• _DATASET EXCERPTS_
════════════════════
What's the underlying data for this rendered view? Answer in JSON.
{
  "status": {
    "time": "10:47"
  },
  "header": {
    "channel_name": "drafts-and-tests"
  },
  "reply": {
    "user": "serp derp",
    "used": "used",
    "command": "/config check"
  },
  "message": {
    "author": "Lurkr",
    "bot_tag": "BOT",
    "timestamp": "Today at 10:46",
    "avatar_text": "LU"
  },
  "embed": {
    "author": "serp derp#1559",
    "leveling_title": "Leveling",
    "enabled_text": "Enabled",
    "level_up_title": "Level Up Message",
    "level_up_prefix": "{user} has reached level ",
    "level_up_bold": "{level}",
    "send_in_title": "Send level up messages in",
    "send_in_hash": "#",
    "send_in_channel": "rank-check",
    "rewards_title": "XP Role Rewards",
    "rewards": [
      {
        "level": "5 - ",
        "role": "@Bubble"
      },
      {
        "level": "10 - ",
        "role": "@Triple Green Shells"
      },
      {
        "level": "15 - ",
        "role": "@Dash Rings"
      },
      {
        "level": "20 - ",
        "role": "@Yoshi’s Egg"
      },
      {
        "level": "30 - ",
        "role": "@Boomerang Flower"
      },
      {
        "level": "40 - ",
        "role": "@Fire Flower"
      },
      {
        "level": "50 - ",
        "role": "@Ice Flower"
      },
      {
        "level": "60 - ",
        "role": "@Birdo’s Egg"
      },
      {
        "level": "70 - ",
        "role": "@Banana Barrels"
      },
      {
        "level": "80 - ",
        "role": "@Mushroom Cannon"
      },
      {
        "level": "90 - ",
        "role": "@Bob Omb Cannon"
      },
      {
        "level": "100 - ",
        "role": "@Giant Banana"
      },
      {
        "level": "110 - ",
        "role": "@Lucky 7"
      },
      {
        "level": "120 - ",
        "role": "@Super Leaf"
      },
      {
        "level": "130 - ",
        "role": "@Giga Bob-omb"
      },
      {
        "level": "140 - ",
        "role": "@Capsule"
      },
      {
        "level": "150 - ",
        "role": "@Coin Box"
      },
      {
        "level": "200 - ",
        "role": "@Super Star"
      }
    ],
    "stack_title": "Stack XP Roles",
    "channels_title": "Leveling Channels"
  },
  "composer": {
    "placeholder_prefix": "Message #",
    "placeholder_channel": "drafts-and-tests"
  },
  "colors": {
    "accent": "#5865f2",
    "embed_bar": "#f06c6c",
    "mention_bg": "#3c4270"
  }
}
════════════════════
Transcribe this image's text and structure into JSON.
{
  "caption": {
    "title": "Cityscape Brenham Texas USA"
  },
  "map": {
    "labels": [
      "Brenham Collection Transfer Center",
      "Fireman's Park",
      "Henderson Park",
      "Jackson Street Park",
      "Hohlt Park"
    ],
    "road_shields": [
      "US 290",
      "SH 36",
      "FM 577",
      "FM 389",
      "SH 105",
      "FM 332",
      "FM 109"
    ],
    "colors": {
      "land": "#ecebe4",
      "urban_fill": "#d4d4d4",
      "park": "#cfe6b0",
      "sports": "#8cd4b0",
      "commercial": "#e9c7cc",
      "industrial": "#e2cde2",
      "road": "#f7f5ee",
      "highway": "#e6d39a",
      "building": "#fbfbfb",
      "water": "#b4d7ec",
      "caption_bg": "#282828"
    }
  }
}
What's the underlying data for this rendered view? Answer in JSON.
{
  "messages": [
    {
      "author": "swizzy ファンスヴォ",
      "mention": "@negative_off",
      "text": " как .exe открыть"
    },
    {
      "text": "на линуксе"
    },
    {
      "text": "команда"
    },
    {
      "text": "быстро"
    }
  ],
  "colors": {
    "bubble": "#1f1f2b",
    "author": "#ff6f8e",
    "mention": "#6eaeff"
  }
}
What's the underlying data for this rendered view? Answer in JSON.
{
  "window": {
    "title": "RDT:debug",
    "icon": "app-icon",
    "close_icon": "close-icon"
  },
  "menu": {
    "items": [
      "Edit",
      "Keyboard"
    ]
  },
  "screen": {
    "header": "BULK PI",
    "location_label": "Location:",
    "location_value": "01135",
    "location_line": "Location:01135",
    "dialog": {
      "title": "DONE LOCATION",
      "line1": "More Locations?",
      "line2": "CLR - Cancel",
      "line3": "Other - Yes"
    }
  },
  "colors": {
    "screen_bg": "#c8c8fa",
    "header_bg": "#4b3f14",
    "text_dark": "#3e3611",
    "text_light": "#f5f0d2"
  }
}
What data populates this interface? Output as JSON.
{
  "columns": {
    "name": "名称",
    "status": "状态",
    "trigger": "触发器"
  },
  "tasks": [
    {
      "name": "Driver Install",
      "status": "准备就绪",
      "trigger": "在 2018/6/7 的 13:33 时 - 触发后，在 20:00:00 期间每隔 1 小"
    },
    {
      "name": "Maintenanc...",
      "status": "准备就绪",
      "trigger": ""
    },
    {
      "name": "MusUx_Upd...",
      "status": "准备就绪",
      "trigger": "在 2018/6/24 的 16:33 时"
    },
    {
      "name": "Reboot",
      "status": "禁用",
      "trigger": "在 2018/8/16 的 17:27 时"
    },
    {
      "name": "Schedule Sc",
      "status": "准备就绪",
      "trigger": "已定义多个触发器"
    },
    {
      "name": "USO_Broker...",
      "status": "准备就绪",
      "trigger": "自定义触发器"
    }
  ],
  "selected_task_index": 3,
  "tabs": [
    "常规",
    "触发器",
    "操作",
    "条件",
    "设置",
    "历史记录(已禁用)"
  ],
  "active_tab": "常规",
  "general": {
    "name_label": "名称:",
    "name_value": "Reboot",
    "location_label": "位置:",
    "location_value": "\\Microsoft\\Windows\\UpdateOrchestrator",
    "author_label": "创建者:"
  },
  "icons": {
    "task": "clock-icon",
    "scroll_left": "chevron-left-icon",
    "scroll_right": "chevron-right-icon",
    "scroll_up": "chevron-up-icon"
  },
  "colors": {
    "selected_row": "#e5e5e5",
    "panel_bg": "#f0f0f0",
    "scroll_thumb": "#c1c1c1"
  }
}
════════════════════
• _WHAT TO DO_
Copy out every line of the data that includes the word "Leveling".

• _THE REPLY_
    "leveling_title": "Leveling",
    "channels_title": "Leveling Channels"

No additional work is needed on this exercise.